Required task: Retype every one of the rows below word for word, leaving out the pictures.

Exercise materials:
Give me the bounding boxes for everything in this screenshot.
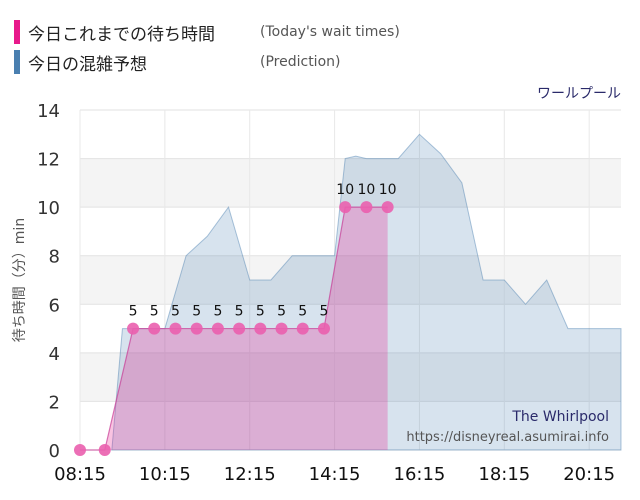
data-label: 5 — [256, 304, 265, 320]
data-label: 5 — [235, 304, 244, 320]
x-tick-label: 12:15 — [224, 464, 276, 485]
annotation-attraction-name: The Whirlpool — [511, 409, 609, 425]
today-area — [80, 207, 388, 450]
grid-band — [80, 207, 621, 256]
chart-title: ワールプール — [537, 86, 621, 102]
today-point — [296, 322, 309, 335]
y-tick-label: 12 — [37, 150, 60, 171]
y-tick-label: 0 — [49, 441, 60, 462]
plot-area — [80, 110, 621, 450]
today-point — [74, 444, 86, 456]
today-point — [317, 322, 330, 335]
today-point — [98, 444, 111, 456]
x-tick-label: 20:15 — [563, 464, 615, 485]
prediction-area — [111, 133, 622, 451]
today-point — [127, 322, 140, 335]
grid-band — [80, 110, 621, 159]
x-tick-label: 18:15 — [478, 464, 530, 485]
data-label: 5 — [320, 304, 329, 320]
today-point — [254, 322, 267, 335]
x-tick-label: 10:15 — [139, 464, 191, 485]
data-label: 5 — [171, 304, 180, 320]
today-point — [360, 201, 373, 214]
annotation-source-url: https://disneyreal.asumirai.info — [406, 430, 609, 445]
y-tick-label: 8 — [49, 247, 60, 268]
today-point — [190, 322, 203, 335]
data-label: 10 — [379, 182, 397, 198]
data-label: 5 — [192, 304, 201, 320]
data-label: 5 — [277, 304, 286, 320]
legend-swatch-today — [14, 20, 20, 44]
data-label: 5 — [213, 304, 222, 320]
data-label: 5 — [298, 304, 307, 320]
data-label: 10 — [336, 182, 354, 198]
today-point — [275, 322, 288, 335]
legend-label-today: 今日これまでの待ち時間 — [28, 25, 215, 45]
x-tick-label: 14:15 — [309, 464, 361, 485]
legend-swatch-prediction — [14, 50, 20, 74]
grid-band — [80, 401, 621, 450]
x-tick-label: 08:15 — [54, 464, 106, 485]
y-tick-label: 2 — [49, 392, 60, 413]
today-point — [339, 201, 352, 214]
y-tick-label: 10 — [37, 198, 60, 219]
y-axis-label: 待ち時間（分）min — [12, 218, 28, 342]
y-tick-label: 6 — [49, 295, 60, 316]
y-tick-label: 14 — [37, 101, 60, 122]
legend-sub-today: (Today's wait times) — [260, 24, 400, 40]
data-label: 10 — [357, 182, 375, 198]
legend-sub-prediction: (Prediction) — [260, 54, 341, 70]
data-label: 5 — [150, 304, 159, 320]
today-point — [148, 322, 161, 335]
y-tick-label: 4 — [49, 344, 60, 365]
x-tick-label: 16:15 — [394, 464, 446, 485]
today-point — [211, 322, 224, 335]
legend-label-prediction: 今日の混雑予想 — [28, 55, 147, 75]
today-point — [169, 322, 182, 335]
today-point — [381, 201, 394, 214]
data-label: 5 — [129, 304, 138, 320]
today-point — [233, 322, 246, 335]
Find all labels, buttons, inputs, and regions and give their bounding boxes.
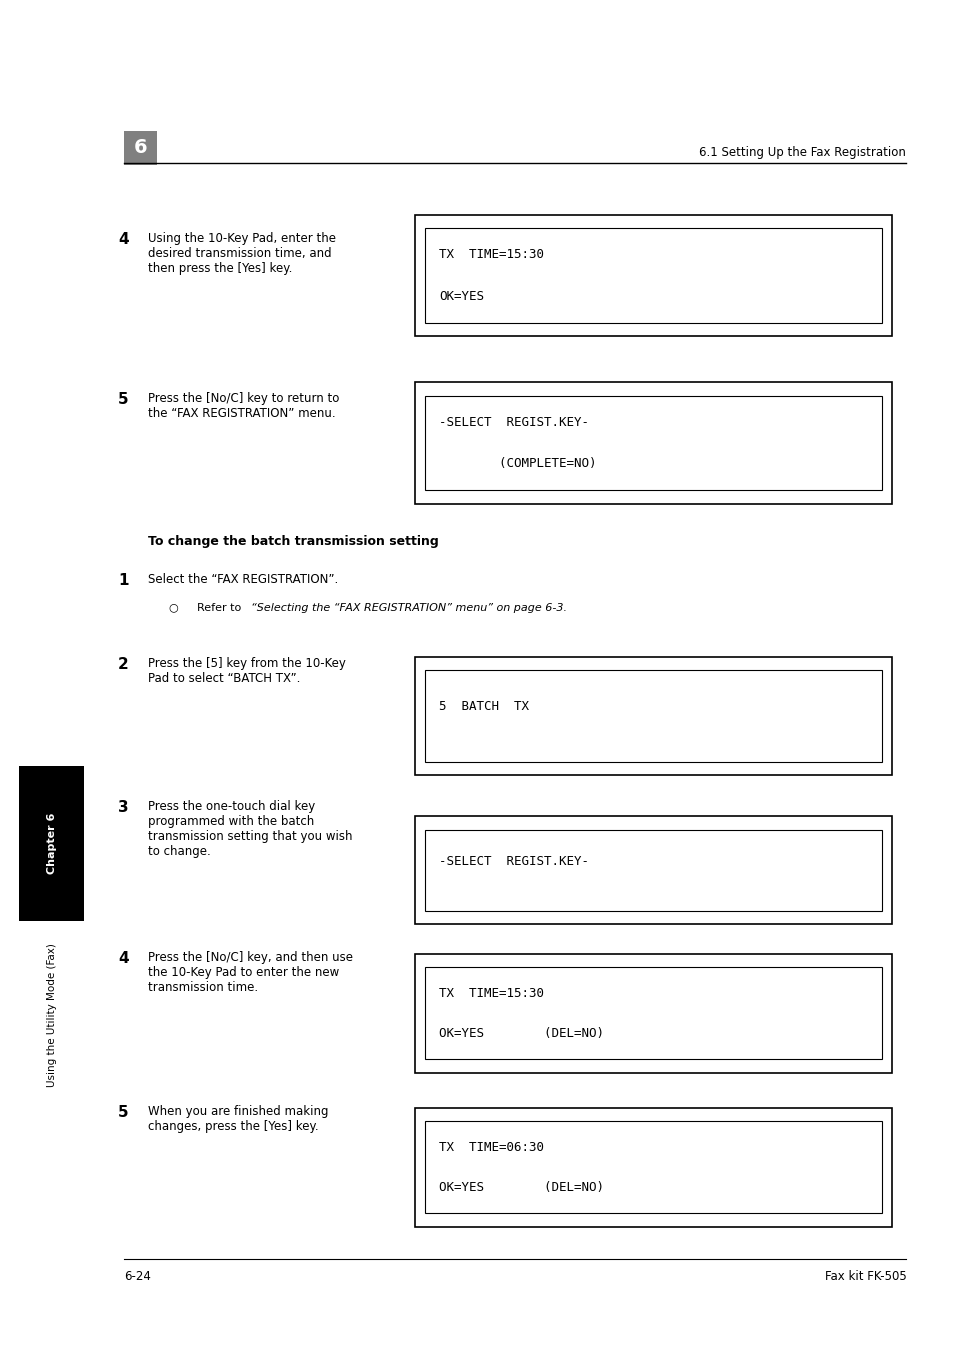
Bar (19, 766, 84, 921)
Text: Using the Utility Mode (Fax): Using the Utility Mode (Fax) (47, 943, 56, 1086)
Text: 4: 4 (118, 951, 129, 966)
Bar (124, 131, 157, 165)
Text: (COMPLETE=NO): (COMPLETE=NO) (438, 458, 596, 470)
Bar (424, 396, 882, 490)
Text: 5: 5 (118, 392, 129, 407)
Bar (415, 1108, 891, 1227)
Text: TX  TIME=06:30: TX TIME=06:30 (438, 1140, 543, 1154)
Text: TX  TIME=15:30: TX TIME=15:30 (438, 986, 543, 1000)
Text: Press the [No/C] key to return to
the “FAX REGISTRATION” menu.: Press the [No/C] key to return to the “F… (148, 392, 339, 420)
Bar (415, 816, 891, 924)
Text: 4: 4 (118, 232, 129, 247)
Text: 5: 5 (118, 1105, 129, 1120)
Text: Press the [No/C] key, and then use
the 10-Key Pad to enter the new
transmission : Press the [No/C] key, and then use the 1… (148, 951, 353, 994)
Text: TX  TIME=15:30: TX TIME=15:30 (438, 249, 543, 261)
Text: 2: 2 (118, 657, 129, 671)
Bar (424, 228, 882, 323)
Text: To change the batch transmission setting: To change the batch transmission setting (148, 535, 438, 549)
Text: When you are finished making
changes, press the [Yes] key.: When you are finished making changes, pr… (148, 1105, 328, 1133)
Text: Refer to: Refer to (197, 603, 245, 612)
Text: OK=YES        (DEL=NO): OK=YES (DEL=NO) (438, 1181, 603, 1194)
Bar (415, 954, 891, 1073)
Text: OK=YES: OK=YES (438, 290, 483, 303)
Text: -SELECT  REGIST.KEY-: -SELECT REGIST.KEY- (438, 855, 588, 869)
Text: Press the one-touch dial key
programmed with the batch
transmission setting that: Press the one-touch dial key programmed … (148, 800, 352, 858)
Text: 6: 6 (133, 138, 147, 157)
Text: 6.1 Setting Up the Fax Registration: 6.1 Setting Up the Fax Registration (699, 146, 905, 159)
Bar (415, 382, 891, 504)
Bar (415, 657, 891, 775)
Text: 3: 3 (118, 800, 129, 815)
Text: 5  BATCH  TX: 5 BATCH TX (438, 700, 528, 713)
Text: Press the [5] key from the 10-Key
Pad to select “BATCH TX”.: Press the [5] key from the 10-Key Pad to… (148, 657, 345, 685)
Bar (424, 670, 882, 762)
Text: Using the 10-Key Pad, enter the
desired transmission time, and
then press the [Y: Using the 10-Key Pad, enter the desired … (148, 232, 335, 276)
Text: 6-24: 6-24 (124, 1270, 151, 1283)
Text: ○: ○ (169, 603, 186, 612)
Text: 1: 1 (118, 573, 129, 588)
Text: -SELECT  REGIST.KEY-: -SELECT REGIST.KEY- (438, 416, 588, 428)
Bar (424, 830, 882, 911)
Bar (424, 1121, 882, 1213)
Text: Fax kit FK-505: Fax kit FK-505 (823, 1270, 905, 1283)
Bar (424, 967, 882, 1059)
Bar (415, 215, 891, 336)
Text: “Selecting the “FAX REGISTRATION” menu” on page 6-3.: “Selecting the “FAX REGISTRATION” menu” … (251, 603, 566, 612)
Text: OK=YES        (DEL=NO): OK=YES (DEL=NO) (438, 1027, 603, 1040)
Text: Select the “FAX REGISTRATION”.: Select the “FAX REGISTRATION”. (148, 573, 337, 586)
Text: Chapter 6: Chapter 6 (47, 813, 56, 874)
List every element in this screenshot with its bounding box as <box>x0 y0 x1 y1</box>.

Full response:
Give me the bounding boxes for everything in this screenshot.
data-label: 5 — [256, 304, 265, 320]
data-label: 5 — [235, 304, 244, 320]
x-tick-label: 12:15 — [224, 464, 276, 485]
annotation-attraction-name: The Whirlpool — [511, 409, 609, 425]
today-area — [80, 207, 388, 450]
grid-band — [80, 207, 621, 256]
chart-title: ワールプール — [537, 86, 621, 102]
today-point — [296, 322, 309, 335]
y-tick-label: 12 — [37, 150, 60, 171]
y-tick-label: 0 — [49, 441, 60, 462]
plot-area — [80, 110, 621, 450]
today-point — [74, 444, 86, 456]
today-point — [317, 322, 330, 335]
today-point — [98, 444, 111, 456]
x-tick-label: 20:15 — [563, 464, 615, 485]
prediction-area — [111, 133, 622, 451]
today-point — [127, 322, 140, 335]
grid-band — [80, 110, 621, 159]
x-tick-label: 18:15 — [478, 464, 530, 485]
data-label: 5 — [320, 304, 329, 320]
today-point — [254, 322, 267, 335]
x-tick-label: 10:15 — [139, 464, 191, 485]
data-label: 5 — [171, 304, 180, 320]
today-point — [360, 201, 373, 214]
annotation-source-url: https://disneyreal.asumirai.info — [406, 430, 609, 445]
y-tick-label: 8 — [49, 247, 60, 268]
today-point — [190, 322, 203, 335]
data-label: 10 — [379, 182, 397, 198]
data-label: 5 — [192, 304, 201, 320]
data-label: 5 — [277, 304, 286, 320]
legend-swatch-today — [14, 20, 20, 44]
data-label: 5 — [213, 304, 222, 320]
data-label: 5 — [298, 304, 307, 320]
data-label: 10 — [336, 182, 354, 198]
today-point — [275, 322, 288, 335]
legend-label-today: 今日これまでの待ち時間 — [28, 25, 215, 45]
x-tick-label: 14:15 — [309, 464, 361, 485]
legend-swatch-prediction — [14, 50, 20, 74]
grid-band — [80, 401, 621, 450]
x-tick-label: 08:15 — [54, 464, 106, 485]
y-tick-label: 2 — [49, 392, 60, 413]
today-point — [339, 201, 352, 214]
y-tick-label: 10 — [37, 198, 60, 219]
y-axis-label: 待ち時間（分）min — [12, 218, 28, 342]
y-tick-label: 6 — [49, 295, 60, 316]
y-tick-label: 14 — [37, 101, 60, 122]
legend-sub-today: (Today's wait times) — [260, 24, 400, 40]
data-label: 10 — [357, 182, 375, 198]
legend-sub-prediction: (Prediction) — [260, 54, 341, 70]
data-label: 5 — [150, 304, 159, 320]
today-point — [148, 322, 161, 335]
y-tick-label: 4 — [49, 344, 60, 365]
x-tick-label: 16:15 — [394, 464, 446, 485]
today-point — [211, 322, 224, 335]
legend-label-prediction: 今日の混雑予想 — [28, 55, 147, 75]
today-point — [169, 322, 182, 335]
today-point — [381, 201, 394, 214]
data-label: 5 — [129, 304, 138, 320]
today-point — [233, 322, 246, 335]
Find all labels, buttons, inputs, and regions and give their bounding boxes.
Bar (19, 766, 84, 921)
Text: Using the Utility Mode (Fax): Using the Utility Mode (Fax) (47, 943, 56, 1086)
Text: 4: 4 (118, 951, 129, 966)
Bar (124, 131, 157, 165)
Text: (COMPLETE=NO): (COMPLETE=NO) (438, 458, 596, 470)
Bar (424, 396, 882, 490)
Text: 5: 5 (118, 392, 129, 407)
Bar (415, 1108, 891, 1227)
Text: TX  TIME=06:30: TX TIME=06:30 (438, 1140, 543, 1154)
Text: TX  TIME=15:30: TX TIME=15:30 (438, 986, 543, 1000)
Text: Press the [No/C] key to return to
the “FAX REGISTRATION” menu.: Press the [No/C] key to return to the “F… (148, 392, 339, 420)
Bar (415, 816, 891, 924)
Text: 4: 4 (118, 232, 129, 247)
Text: 5: 5 (118, 1105, 129, 1120)
Text: Press the [No/C] key, and then use
the 10-Key Pad to enter the new
transmission : Press the [No/C] key, and then use the 1… (148, 951, 353, 994)
Text: TX  TIME=15:30: TX TIME=15:30 (438, 249, 543, 261)
Text: 2: 2 (118, 657, 129, 671)
Bar (424, 228, 882, 323)
Text: To change the batch transmission setting: To change the batch transmission setting (148, 535, 438, 549)
Text: When you are finished making
changes, press the [Yes] key.: When you are finished making changes, pr… (148, 1105, 328, 1133)
Text: Refer to: Refer to (197, 603, 245, 612)
Text: OK=YES        (DEL=NO): OK=YES (DEL=NO) (438, 1181, 603, 1194)
Bar (415, 954, 891, 1073)
Text: OK=YES: OK=YES (438, 290, 483, 303)
Text: -SELECT  REGIST.KEY-: -SELECT REGIST.KEY- (438, 855, 588, 869)
Text: Press the one-touch dial key
programmed with the batch
transmission setting that: Press the one-touch dial key programmed … (148, 800, 352, 858)
Text: 6: 6 (133, 138, 147, 157)
Text: 6.1 Setting Up the Fax Registration: 6.1 Setting Up the Fax Registration (699, 146, 905, 159)
Bar (415, 382, 891, 504)
Bar (415, 657, 891, 775)
Text: 3: 3 (118, 800, 129, 815)
Text: 5  BATCH  TX: 5 BATCH TX (438, 700, 528, 713)
Text: Press the [5] key from the 10-Key
Pad to select “BATCH TX”.: Press the [5] key from the 10-Key Pad to… (148, 657, 345, 685)
Bar (424, 670, 882, 762)
Text: Using the 10-Key Pad, enter the
desired transmission time, and
then press the [Y: Using the 10-Key Pad, enter the desired … (148, 232, 335, 276)
Text: 6-24: 6-24 (124, 1270, 151, 1283)
Text: ○: ○ (169, 603, 186, 612)
Text: 1: 1 (118, 573, 129, 588)
Text: -SELECT  REGIST.KEY-: -SELECT REGIST.KEY- (438, 416, 588, 428)
Bar (424, 830, 882, 911)
Bar (424, 1121, 882, 1213)
Text: Fax kit FK-505: Fax kit FK-505 (823, 1270, 905, 1283)
Bar (424, 967, 882, 1059)
Bar (415, 215, 891, 336)
Text: “Selecting the “FAX REGISTRATION” menu” on page 6-3.: “Selecting the “FAX REGISTRATION” menu” … (251, 603, 566, 612)
Text: OK=YES        (DEL=NO): OK=YES (DEL=NO) (438, 1027, 603, 1040)
Text: Select the “FAX REGISTRATION”.: Select the “FAX REGISTRATION”. (148, 573, 337, 586)
Text: Chapter 6: Chapter 6 (47, 813, 56, 874)
List every element in this screenshot with its bounding box as <box>x0 y0 x1 y1</box>.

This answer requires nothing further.